Tarea requerida
Por favor, copia de nuevo las líneas, comenzando por la que contiene "hitech-title: 高新技术企业年度研发费用 bbox=[817, 530, 1049, 555]" y siguiendo hasta la que contiene "month-column: 3月份 0 bbox=[624, 773, 744, 835]", ambas incluidas. Sustituye "interactable" por "clickable" y deja todo lo demás sin cambios.

Datos mostrados
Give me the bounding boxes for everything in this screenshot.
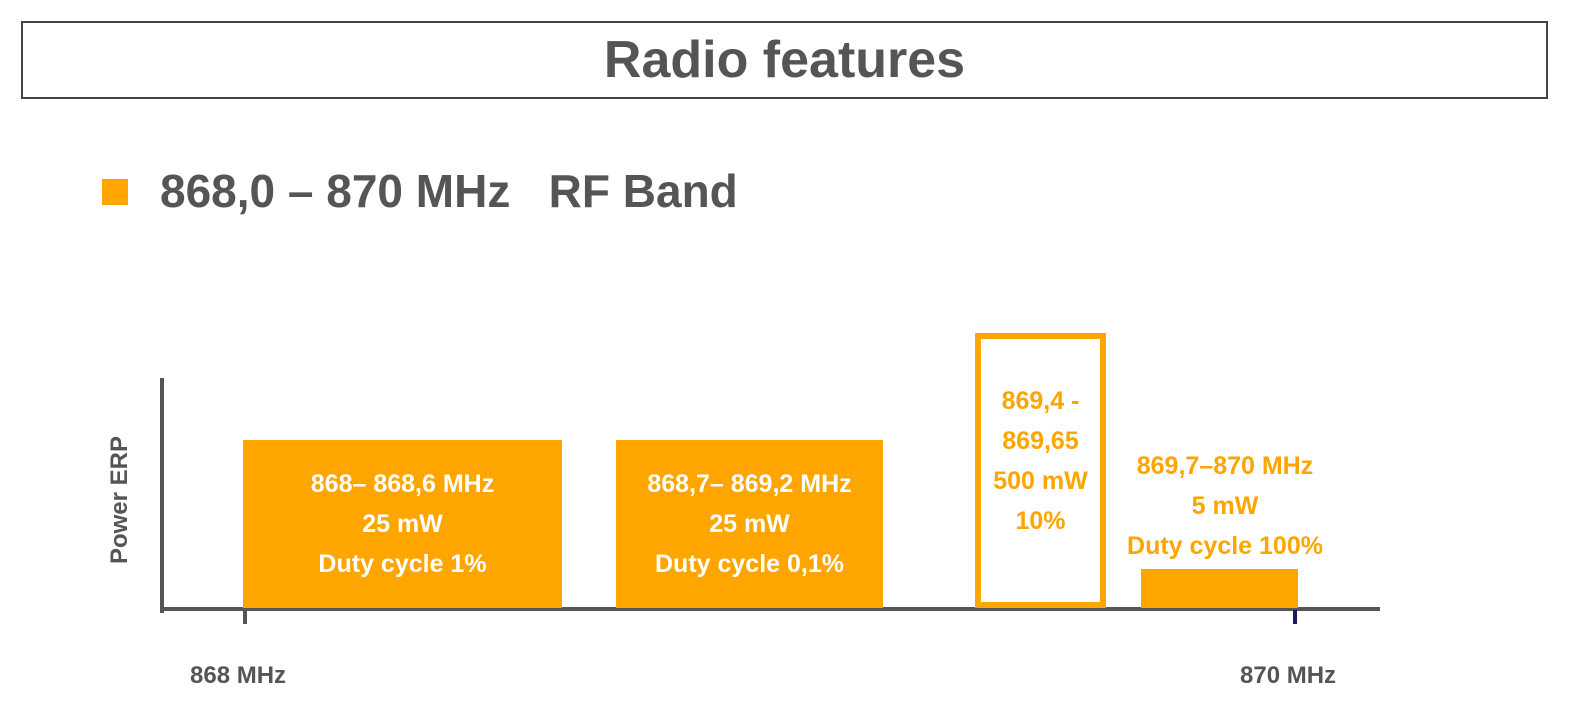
title-box: Radio features bbox=[21, 21, 1548, 99]
band-power: 5 mW bbox=[1191, 492, 1259, 520]
band-duty-cycle: Duty cycle 0,1% bbox=[655, 550, 844, 578]
x-end-label: 870 MHz bbox=[1240, 662, 1337, 689]
band-range: 868,7– 869,2 MHz bbox=[647, 470, 852, 498]
x-tick-end bbox=[1293, 610, 1297, 624]
band-range: 868– 868,6 MHz bbox=[310, 470, 495, 498]
band-range-line1: 869,4 - bbox=[1001, 387, 1080, 415]
band-duty-cycle: Duty cycle 1% bbox=[318, 550, 487, 578]
band-range: 869,7–870 MHz bbox=[1136, 452, 1314, 480]
band-869-4-869-65: 869,4 - 869,65 500 mW 10% bbox=[975, 333, 1106, 608]
band-power: 25 mW bbox=[709, 510, 790, 538]
band-power: 500 mW bbox=[993, 467, 1088, 495]
band-duty-cycle: 10% bbox=[1015, 507, 1066, 535]
x-tick-start bbox=[243, 610, 247, 624]
band-range-line2: 869,65 bbox=[1002, 427, 1079, 455]
bullet-square-icon bbox=[102, 179, 128, 205]
band-subtitle: 868,0 – 870 MHz RF Band bbox=[160, 165, 738, 217]
x-start-label: 868 MHz bbox=[190, 662, 287, 689]
band-869-7-870-label: 869,7–870 MHz 5 mW Duty cycle 100% bbox=[1110, 446, 1340, 566]
page-title: Radio features bbox=[603, 31, 966, 89]
y-axis-label: Power ERP bbox=[106, 435, 133, 565]
band-869-7-870 bbox=[1141, 569, 1298, 608]
y-axis bbox=[160, 378, 164, 613]
band-duty-cycle: Duty cycle 100% bbox=[1127, 532, 1323, 560]
band-868-7-869-2: 868,7– 869,2 MHz 25 mW Duty cycle 0,1% bbox=[616, 440, 883, 608]
band-power: 25 mW bbox=[362, 510, 443, 538]
band-868-868-6: 868– 868,6 MHz 25 mW Duty cycle 1% bbox=[243, 440, 562, 608]
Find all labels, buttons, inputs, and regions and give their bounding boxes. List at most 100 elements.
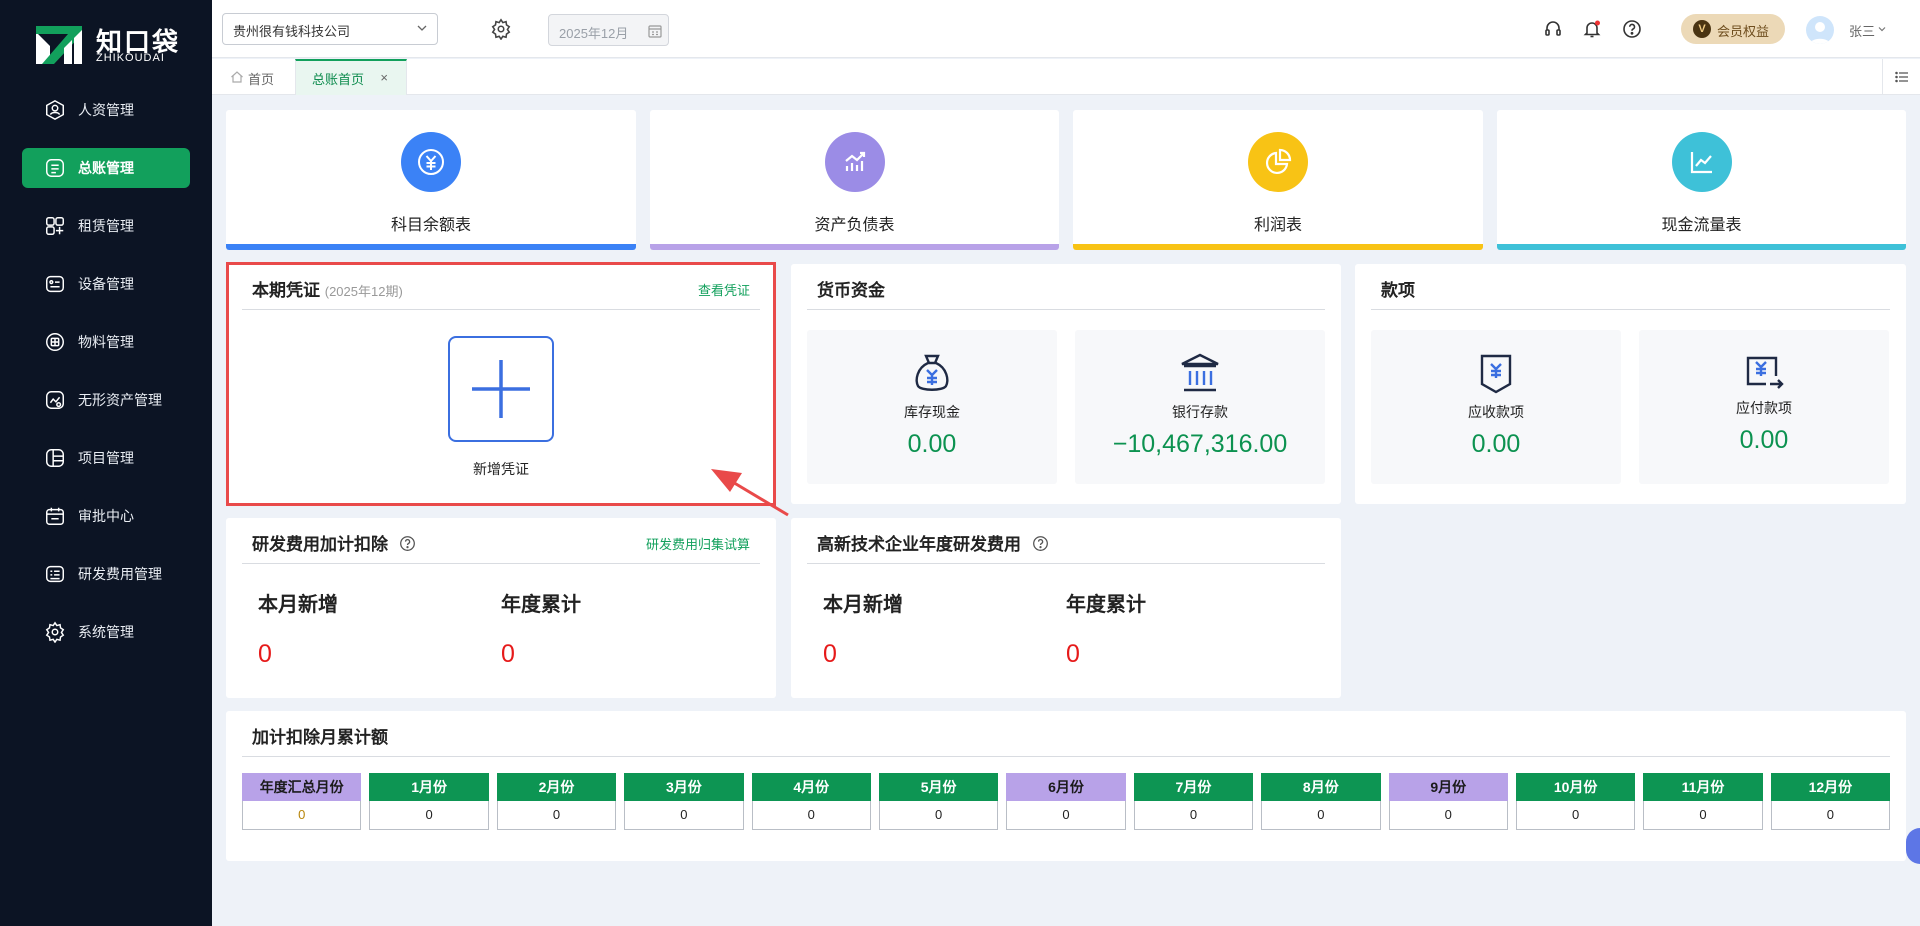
hitech-title: 高新技术企业年度研发费用 bbox=[817, 530, 1049, 555]
month-value: 0 bbox=[624, 801, 744, 830]
sidebar-item-label: 审批中心 bbox=[78, 508, 134, 524]
user-icon bbox=[46, 99, 64, 121]
receivable-tile[interactable]: 应收款项 0.00 bbox=[1371, 330, 1621, 484]
payable-tile[interactable]: 应付款项 0.00 bbox=[1639, 330, 1889, 484]
user-name[interactable]: 张三 bbox=[1849, 21, 1875, 40]
month-column: 12月份 0 bbox=[1770, 773, 1891, 835]
month-column: 3月份 0 bbox=[624, 773, 744, 835]
payments-title: 款项 bbox=[1381, 281, 1415, 300]
report-card-profit[interactable]: 利润表 bbox=[1073, 110, 1483, 250]
tab-home[interactable]: 首页 bbox=[230, 59, 274, 95]
tabs-bar: 首页 总账首页 × bbox=[212, 59, 1920, 95]
month-value: 0 bbox=[878, 801, 999, 830]
month-header: 1月份 bbox=[369, 773, 489, 801]
month-column: 9月份 0 bbox=[1388, 773, 1508, 835]
cash-on-hand-tile[interactable]: 库存现金 0.00 bbox=[807, 330, 1057, 484]
rd-deduction-title: 研发费用加计扣除 bbox=[252, 530, 416, 555]
sidebar-item-label: 无形资产管理 bbox=[78, 392, 162, 408]
period-value: 2025年12月 bbox=[559, 26, 629, 41]
month-new-label: 本月新增 bbox=[258, 594, 338, 616]
list-icon bbox=[1895, 71, 1908, 83]
chat-bubble-button[interactable] bbox=[1906, 828, 1920, 864]
chevron-down-icon[interactable] bbox=[1877, 24, 1887, 34]
report-icon-circle bbox=[1248, 132, 1308, 192]
month-value: 0 bbox=[369, 801, 489, 830]
logo-mark-icon bbox=[36, 26, 82, 64]
month-column: 11月份 0 bbox=[1643, 773, 1763, 835]
highlight-box bbox=[226, 262, 776, 506]
bank-icon bbox=[1181, 353, 1219, 392]
tabs-menu-button[interactable] bbox=[1882, 59, 1920, 95]
month-new-value: 0 bbox=[823, 640, 837, 668]
sidebar-item-project[interactable]: 项目管理 bbox=[22, 438, 190, 478]
help-icon[interactable] bbox=[1622, 19, 1642, 39]
company-select[interactable]: 贵州很有钱科技公司 bbox=[222, 13, 438, 45]
month-value: 0 bbox=[1643, 801, 1763, 830]
divider bbox=[1371, 309, 1890, 310]
report-card-balance-sheet[interactable]: 资产负债表 bbox=[650, 110, 1059, 250]
sidebar-item-device[interactable]: 设备管理 bbox=[22, 264, 190, 304]
month-value: 0 bbox=[1388, 801, 1508, 830]
tile-label: 银行存款 bbox=[1172, 404, 1228, 420]
headset-icon[interactable] bbox=[1543, 19, 1563, 39]
rd-trial-link[interactable]: 研发费用归集试算 bbox=[646, 534, 750, 553]
money-bag-icon bbox=[915, 354, 949, 391]
month-header: 11月份 bbox=[1643, 773, 1763, 801]
sidebar-item-system[interactable]: 系统管理 bbox=[22, 612, 190, 652]
sidebar-item-label: 研发费用管理 bbox=[78, 566, 162, 582]
sidebar-item-approval[interactable]: 审批中心 bbox=[22, 496, 190, 536]
tile-label: 应收款项 bbox=[1468, 404, 1524, 420]
tile-value: 0.00 bbox=[907, 430, 957, 458]
notification-bell-icon[interactable] bbox=[1582, 19, 1602, 39]
home-icon bbox=[231, 71, 243, 83]
report-accent-bar bbox=[650, 244, 1059, 250]
report-card-account-balance[interactable]: 科目余额表 bbox=[226, 110, 636, 250]
sidebar-item-label: 租赁管理 bbox=[78, 218, 134, 234]
project-icon bbox=[46, 449, 64, 467]
period-date-picker[interactable]: 2025年12月 bbox=[548, 14, 669, 46]
month-header: 7月份 bbox=[1133, 773, 1254, 801]
sidebar-nav: 人资管理 总账管理 租赁管理 设备管理 物料管理 无形资产管理 项目管理 审批中… bbox=[0, 90, 212, 670]
report-card-cash-flow[interactable]: 现金流量表 bbox=[1497, 110, 1906, 250]
sidebar-item-label: 项目管理 bbox=[78, 450, 134, 466]
receivable-icon bbox=[1480, 354, 1512, 394]
help-icon[interactable] bbox=[1032, 535, 1049, 552]
brand-name-en: ZHIKOUDAI bbox=[96, 52, 165, 64]
sidebar-item-material[interactable]: 物料管理 bbox=[22, 322, 190, 362]
month-value: 0 bbox=[496, 801, 617, 830]
report-icon-circle bbox=[824, 132, 885, 192]
sidebar-item-ledger[interactable]: 总账管理 bbox=[22, 148, 190, 188]
vip-benefits-button[interactable]: V 会员权益 bbox=[1681, 14, 1785, 44]
annotation-arrow-icon bbox=[711, 469, 789, 517]
month-column: 6月份 0 bbox=[1006, 773, 1126, 835]
divider bbox=[807, 309, 1325, 310]
month-header: 8月份 bbox=[1261, 773, 1381, 801]
top-bar: 贵州很有钱科技公司 2025年12月 V 会员权益 张三 bbox=[212, 0, 1920, 58]
month-value: 0 bbox=[1770, 801, 1891, 830]
month-column: 7月份 0 bbox=[1133, 773, 1254, 835]
year-total-label: 年度累计 bbox=[501, 594, 581, 616]
month-value: 0 bbox=[1515, 801, 1636, 830]
tile-value: 0.00 bbox=[1739, 426, 1789, 454]
month-column: 10月份 0 bbox=[1515, 773, 1636, 835]
tab-ledger-home-label: 总账首页 bbox=[312, 72, 365, 87]
month-header: 年度汇总月份 bbox=[242, 773, 362, 801]
bank-deposit-tile[interactable]: 银行存款 −10,467,316.00 bbox=[1075, 330, 1325, 484]
sidebar-item-hr[interactable]: 人资管理 bbox=[22, 90, 190, 130]
tile-value: 0.00 bbox=[1471, 430, 1521, 458]
close-icon[interactable]: × bbox=[380, 70, 388, 85]
sidebar: 知口袋 ZHIKOUDAI 人资管理 总账管理 租赁管理 设备管理 物料管理 无… bbox=[0, 0, 212, 926]
help-icon[interactable] bbox=[399, 535, 416, 552]
avatar[interactable] bbox=[1806, 16, 1834, 44]
tab-ledger-home[interactable]: 总账首页 × bbox=[295, 59, 407, 95]
rd-deduction-panel: 研发费用加计扣除 研发费用归集试算 本月新增 年度累计 0 0 bbox=[226, 518, 776, 698]
month-header: 2月份 bbox=[496, 773, 617, 801]
sidebar-item-intangible[interactable]: 无形资产管理 bbox=[22, 380, 190, 420]
month-header: 9月份 bbox=[1388, 773, 1508, 801]
report-label: 利润表 bbox=[1253, 217, 1302, 234]
sidebar-item-rd[interactable]: 研发费用管理 bbox=[22, 554, 190, 594]
settings-gear-icon[interactable] bbox=[490, 18, 512, 40]
tile-value: −10,467,316.00 bbox=[1112, 430, 1288, 458]
sidebar-item-lease[interactable]: 租赁管理 bbox=[22, 206, 190, 246]
asset-icon bbox=[46, 391, 64, 409]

Resultado del ejercicio
hitech-title: 高新技术企业年度研发费用 bbox=[817, 530, 1049, 555]
month-value: 0 bbox=[624, 801, 744, 830]
sidebar-item-label: 审批中心 bbox=[78, 508, 134, 524]
user-icon bbox=[46, 99, 64, 121]
receivable-tile[clickable]: 应收款项 0.00 bbox=[1371, 330, 1621, 484]
payable-tile[clickable]: 应付款项 0.00 bbox=[1639, 330, 1889, 484]
user-name[clickable]: 张三 bbox=[1849, 21, 1875, 40]
month-column: 12月份 0 bbox=[1770, 773, 1891, 835]
month-column: 3月份 0 bbox=[624, 773, 744, 835]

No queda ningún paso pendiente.